* **Directions for this task**
Extract the data exactly, missing nothing.

>> begin Data entries

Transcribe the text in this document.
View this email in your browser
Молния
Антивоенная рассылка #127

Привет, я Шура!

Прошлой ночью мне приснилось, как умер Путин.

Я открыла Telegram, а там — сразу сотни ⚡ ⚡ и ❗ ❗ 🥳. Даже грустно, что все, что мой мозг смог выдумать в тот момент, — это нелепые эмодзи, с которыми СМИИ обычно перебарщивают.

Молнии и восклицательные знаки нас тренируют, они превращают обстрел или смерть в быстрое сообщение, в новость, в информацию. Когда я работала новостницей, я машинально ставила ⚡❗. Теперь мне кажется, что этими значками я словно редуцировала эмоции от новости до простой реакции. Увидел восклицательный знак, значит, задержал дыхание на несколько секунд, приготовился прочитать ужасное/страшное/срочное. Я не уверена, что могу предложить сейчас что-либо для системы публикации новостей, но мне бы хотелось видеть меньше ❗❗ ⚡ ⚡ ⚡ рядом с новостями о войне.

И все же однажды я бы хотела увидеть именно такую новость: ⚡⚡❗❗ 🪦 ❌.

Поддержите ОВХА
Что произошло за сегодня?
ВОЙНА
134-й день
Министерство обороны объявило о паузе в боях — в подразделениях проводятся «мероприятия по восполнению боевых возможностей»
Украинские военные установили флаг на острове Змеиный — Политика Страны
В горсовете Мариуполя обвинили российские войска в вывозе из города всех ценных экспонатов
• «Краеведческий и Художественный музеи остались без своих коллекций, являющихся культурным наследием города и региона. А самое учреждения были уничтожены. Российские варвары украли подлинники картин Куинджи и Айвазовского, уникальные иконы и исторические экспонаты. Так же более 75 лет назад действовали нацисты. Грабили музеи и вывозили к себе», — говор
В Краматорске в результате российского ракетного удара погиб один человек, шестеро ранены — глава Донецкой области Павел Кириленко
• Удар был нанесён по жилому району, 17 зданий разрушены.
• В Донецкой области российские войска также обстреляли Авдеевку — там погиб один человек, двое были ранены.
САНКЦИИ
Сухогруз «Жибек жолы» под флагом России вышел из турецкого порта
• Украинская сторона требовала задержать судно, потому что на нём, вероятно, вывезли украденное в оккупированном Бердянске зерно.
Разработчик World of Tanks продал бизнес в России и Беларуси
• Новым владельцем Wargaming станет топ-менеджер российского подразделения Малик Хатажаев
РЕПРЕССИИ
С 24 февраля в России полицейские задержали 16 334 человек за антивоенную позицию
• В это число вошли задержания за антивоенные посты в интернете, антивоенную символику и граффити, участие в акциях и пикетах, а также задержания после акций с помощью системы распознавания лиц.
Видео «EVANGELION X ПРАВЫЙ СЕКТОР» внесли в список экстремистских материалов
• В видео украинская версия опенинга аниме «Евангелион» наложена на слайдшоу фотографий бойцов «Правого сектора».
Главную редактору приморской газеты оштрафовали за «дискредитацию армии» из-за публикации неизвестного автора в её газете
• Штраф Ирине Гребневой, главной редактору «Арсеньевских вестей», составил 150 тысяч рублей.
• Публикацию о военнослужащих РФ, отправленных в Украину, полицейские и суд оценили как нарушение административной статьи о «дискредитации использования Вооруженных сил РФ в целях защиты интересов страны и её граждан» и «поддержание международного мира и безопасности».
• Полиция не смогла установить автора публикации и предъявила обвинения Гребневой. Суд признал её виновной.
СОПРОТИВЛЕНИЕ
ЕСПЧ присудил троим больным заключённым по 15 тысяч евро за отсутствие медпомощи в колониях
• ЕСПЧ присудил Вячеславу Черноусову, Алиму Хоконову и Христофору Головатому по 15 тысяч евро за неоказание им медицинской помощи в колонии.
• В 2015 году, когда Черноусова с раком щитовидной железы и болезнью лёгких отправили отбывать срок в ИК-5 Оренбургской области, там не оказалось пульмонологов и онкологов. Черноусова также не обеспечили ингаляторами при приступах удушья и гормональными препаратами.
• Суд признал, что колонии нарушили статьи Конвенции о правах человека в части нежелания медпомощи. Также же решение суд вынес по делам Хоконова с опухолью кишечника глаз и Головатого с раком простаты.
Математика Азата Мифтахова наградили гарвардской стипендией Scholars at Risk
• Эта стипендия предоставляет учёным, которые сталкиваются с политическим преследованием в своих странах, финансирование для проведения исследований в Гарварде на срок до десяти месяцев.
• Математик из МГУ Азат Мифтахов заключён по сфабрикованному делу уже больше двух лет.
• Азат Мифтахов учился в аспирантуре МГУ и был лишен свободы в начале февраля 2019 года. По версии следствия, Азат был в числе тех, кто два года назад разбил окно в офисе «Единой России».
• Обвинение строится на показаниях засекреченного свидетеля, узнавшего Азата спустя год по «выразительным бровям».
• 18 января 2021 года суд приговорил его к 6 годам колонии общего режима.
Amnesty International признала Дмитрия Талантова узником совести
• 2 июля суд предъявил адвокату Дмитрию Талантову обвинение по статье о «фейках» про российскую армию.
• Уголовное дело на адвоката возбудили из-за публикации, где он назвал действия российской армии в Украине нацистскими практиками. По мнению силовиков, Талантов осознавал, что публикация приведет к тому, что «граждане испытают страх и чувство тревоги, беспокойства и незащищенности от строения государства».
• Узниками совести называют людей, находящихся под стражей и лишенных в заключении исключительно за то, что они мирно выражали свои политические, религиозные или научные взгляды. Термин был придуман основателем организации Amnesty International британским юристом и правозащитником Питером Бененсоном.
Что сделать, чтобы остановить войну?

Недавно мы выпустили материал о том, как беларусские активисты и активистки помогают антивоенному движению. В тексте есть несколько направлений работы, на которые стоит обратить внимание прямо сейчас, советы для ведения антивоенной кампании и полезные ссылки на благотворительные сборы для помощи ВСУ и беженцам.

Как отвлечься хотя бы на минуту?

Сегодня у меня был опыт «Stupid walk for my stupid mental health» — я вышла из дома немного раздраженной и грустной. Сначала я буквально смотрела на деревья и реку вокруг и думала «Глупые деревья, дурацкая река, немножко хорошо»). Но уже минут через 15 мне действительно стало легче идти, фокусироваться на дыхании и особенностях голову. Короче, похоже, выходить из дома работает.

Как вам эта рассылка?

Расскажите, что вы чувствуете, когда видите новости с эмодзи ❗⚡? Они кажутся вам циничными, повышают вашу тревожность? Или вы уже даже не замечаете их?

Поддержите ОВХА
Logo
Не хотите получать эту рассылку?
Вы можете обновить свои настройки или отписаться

>> end Data entries

* **Completed exercise**
Transcribe the text in this document.
View this email in your browser
Молния
Антивоенная рассылка #127

Привет, я Шура!

Прошлой ночью мне приснилось, как умер Путин.

Я открыла Telegram, а там — сразу сотни ⚡ ⚡ и ❗ ❗ 🥳. Даже грустно, что все, что мой мозг смог выдумать в тот момент, — это нелепые эмодзи, с которыми СМИИ обычно перебарщивают.

Молнии и восклицательные знаки нас тренируют, они превращают обстрел или смерть в быстрое сообщение, в новость, в информацию. Когда я работала новостницей, я машинально ставила ⚡❗. Теперь мне кажется, что этими значками я словно редуцировала эмоции от новости до простой реакции. Увидел восклицательный знак, значит, задержал дыхание на несколько секунд, приготовился прочитать ужасное/страшное/срочное. Я не уверена, что могу предложить сейчас что-либо для системы публикации новостей, но мне бы хотелось видеть меньше ❗❗ ⚡ ⚡ ⚡ рядом с новостями о войне.

И все же однажды я бы хотела увидеть именно такую новость: ⚡⚡❗❗ 🪦 ❌.

Поддержите ОВХА
Что произошло за сегодня?
ВОЙНА
134-й день
Министерство обороны объявило о паузе в боях — в подразделениях проводятся «мероприятия по восполнению боевых возможностей»
Украинские военные установили флаг на острове Змеиный — Политика Страны
В горсовете Мариуполя обвинили российские войска в вывозе из города всех ценных экспонатов
• «Краеведческий и Художественный музеи остались без своих коллекций, являющихся культурным наследием города и региона. А самое учреждения были уничтожены. Российские варвары украли подлинники картин Куинджи и Айвазовского, уникальные иконы и исторические экспонаты. Так же более 75 лет назад действовали нацисты. Грабили музеи и вывозили к себе», — говор
В Краматорске в результате российского ракетного удара погиб один человек, шестеро ранены — глава Донецкой области Павел Кириленко
• Удар был нанесён по жилому району, 17 зданий разрушены.
• В Донецкой области российские войска также обстреляли Авдеевку — там погиб один человек, двое были ранены.
САНКЦИИ
Сухогруз «Жибек жолы» под флагом России вышел из турецкого порта
• Украинская сторона требовала задержать судно, потому что на нём, вероятно, вывезли украденное в оккупированном Бердянске зерно.
Разработчик World of Tanks продал бизнес в России и Беларуси
• Новым владельцем Wargaming станет топ-менеджер российского подразделения Малик Хатажаев
РЕПРЕССИИ
С 24 февраля в России полицейские задержали 16 334 человек за антивоенную позицию
• В это число вошли задержания за антивоенные посты в интернете, антивоенную символику и граффити, участие в акциях и пикетах, а также задержания после акций с помощью системы распознавания лиц.
Видео «EVANGELION X ПРАВЫЙ СЕКТОР» внесли в список экстремистских материалов
• В видео украинская версия опенинга аниме «Евангелион» наложена на слайдшоу фотографий бойцов «Правого сектора».
Главную редактору приморской газеты оштрафовали за «дискредитацию армии» из-за публикации неизвестного автора в её газете
• Штраф Ирине Гребневой, главной редактору «Арсеньевских вестей», составил 150 тысяч рублей.
• Публикацию о военнослужащих РФ, отправленных в Украину, полицейские и суд оценили как нарушение административной статьи о «дискредитации использования Вооруженных сил РФ в целях защиты интересов страны и её граждан» и «поддержание международного мира и безопасности».
• Полиция не смогла установить автора публикации и предъявила обвинения Гребневой. Суд признал её виновной.
СОПРОТИВЛЕНИЕ
ЕСПЧ присудил троим больным заключённым по 15 тысяч евро за отсутствие медпомощи в колониях
• ЕСПЧ присудил Вячеславу Черноусову, Алиму Хоконову и Христофору Головатому по 15 тысяч евро за неоказание им медицинской помощи в колонии.
• В 2015 году, когда Черноусова с раком щитовидной железы и болезнью лёгких отправили отбывать срок в ИК-5 Оренбургской области, там не оказалось пульмонологов и онкологов. Черноусова также не обеспечили ингаляторами при приступах удушья и гормональными препаратами.
• Суд признал, что колонии нарушили статьи Конвенции о правах человека в части нежелания медпомощи. Также же решение суд вынес по делам Хоконова с опухолью кишечника глаз и Головатого с раком простаты.
Математика Азата Мифтахова наградили гарвардской стипендией Scholars at Risk
• Эта стипендия предоставляет учёным, которые сталкиваются с политическим преследованием в своих странах, финансирование для проведения исследований в Гарварде на срок до десяти месяцев.
• Математик из МГУ Азат Мифтахов заключён по сфабрикованному делу уже больше двух лет.
• Азат Мифтахов учился в аспирантуре МГУ и был лишен свободы в начале февраля 2019 года. По версии следствия, Азат был в числе тех, кто два года назад разбил окно в офисе «Единой России».
• Обвинение строится на показаниях засекреченного свидетеля, узнавшего Азата спустя год по «выразительным бровям».
• 18 января 2021 года суд приговорил его к 6 годам колонии общего режима.
Amnesty International признала Дмитрия Талантова узником совести
• 2 июля суд предъявил адвокату Дмитрию Талантову обвинение по статье о «фейках» про российскую армию.
• Уголовное дело на адвоката возбудили из-за публикации, где он назвал действия российской армии в Украине нацистскими практиками. По мнению силовиков, Талантов осознавал, что публикация приведет к тому, что «граждане испытают страх и чувство тревоги, беспокойства и незащищенности от строения государства».
• Узниками совести называют людей, находящихся под стражей и лишенных в заключении исключительно за то, что они мирно выражали свои политические, религиозные или научные взгляды. Термин был придуман основателем организации Amnesty International британским юристом и правозащитником Питером Бененсоном.
Что сделать, чтобы остановить войну?

Недавно мы выпустили материал о том, как беларусские активисты и активистки помогают антивоенному движению. В тексте есть несколько направлений работы, на которые стоит обратить внимание прямо сейчас, советы для ведения антивоенной кампании и полезные ссылки на благотворительные сборы для помощи ВСУ и беженцам.

Как отвлечься хотя бы на минуту?

Сегодня у меня был опыт «Stupid walk for my stupid mental health» — я вышла из дома немного раздраженной и грустной. Сначала я буквально смотрела на деревья и реку вокруг и думала «Глупые деревья, дурацкая река, немножко хорошо»). Но уже минут через 15 мне действительно стало легче идти, фокусироваться на дыхании и особенностях голову. Короче, похоже, выходить из дома работает.

Как вам эта рассылка?

Расскажите, что вы чувствуете, когда видите новости с эмодзи ❗⚡? Они кажутся вам циничными, повышают вашу тревожность? Или вы уже даже не замечаете их?

Поддержите ОВХА
Logo
Не хотите получать эту рассылку?
Вы можете обновить свои настройки или отписаться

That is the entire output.